● INFORMATION GIVEN
* START *

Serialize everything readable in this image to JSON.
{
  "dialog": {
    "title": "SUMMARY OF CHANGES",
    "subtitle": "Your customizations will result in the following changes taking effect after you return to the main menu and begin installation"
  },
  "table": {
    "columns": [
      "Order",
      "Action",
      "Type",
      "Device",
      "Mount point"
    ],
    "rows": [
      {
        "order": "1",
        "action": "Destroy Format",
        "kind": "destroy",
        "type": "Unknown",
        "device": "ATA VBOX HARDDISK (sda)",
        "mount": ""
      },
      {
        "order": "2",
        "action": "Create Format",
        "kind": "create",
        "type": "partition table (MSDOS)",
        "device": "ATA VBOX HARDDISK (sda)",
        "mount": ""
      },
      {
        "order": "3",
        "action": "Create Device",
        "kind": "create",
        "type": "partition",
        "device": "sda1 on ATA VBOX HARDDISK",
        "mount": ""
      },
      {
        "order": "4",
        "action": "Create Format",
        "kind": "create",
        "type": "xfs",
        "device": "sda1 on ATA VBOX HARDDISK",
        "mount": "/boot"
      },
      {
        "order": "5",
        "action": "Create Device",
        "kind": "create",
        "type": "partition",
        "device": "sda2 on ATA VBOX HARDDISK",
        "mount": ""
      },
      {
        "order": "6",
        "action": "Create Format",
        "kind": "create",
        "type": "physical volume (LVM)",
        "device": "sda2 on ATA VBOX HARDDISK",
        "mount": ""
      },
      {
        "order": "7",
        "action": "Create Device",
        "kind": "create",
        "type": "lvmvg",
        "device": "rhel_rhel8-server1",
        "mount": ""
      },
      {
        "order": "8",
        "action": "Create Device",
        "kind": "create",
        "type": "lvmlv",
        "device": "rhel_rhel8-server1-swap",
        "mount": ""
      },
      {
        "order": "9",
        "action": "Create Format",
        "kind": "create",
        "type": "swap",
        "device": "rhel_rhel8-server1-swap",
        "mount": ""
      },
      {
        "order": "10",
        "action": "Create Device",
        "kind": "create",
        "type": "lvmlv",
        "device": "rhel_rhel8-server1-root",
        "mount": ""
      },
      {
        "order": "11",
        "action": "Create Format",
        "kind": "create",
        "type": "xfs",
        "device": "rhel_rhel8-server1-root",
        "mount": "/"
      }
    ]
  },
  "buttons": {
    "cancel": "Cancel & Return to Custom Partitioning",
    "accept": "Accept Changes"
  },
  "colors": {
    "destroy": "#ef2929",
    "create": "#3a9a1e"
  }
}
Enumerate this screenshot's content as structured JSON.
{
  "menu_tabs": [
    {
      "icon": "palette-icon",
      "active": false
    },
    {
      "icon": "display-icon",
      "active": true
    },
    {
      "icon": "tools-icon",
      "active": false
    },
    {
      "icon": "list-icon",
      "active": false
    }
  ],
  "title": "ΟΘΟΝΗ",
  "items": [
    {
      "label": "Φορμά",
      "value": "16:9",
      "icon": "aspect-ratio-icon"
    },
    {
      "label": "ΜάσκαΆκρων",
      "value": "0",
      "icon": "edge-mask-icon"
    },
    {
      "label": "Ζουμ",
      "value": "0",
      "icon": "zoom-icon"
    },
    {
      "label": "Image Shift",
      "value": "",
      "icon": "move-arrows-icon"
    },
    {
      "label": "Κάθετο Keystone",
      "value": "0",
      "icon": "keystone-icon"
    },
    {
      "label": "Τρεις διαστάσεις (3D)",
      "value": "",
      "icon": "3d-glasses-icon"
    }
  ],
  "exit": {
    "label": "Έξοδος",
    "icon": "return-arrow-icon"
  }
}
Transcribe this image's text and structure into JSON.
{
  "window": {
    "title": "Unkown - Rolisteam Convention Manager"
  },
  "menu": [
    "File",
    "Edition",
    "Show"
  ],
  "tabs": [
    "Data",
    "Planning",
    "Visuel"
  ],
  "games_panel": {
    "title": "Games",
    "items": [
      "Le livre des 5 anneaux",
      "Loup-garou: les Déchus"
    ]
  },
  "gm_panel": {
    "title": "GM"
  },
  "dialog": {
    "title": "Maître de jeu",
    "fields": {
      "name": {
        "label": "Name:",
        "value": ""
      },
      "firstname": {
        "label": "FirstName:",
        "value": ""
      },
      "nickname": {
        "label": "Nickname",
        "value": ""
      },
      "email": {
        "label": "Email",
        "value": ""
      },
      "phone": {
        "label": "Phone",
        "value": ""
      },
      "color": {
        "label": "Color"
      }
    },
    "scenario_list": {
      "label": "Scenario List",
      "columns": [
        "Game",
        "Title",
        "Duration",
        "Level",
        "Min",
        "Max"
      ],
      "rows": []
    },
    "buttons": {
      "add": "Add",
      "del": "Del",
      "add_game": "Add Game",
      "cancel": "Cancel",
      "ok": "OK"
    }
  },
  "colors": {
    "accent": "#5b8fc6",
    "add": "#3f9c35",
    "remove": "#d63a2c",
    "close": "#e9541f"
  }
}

* END *

● WRITTEN TASK
Select all lines in the listing above where the word "JSON" appears, and show them.

● RESPONSE TO THE EXERCISE
Serialize everything readable in this image to JSON.
Enumerate this screenshot's content as structured JSON.
Transcribe this image's text and structure into JSON.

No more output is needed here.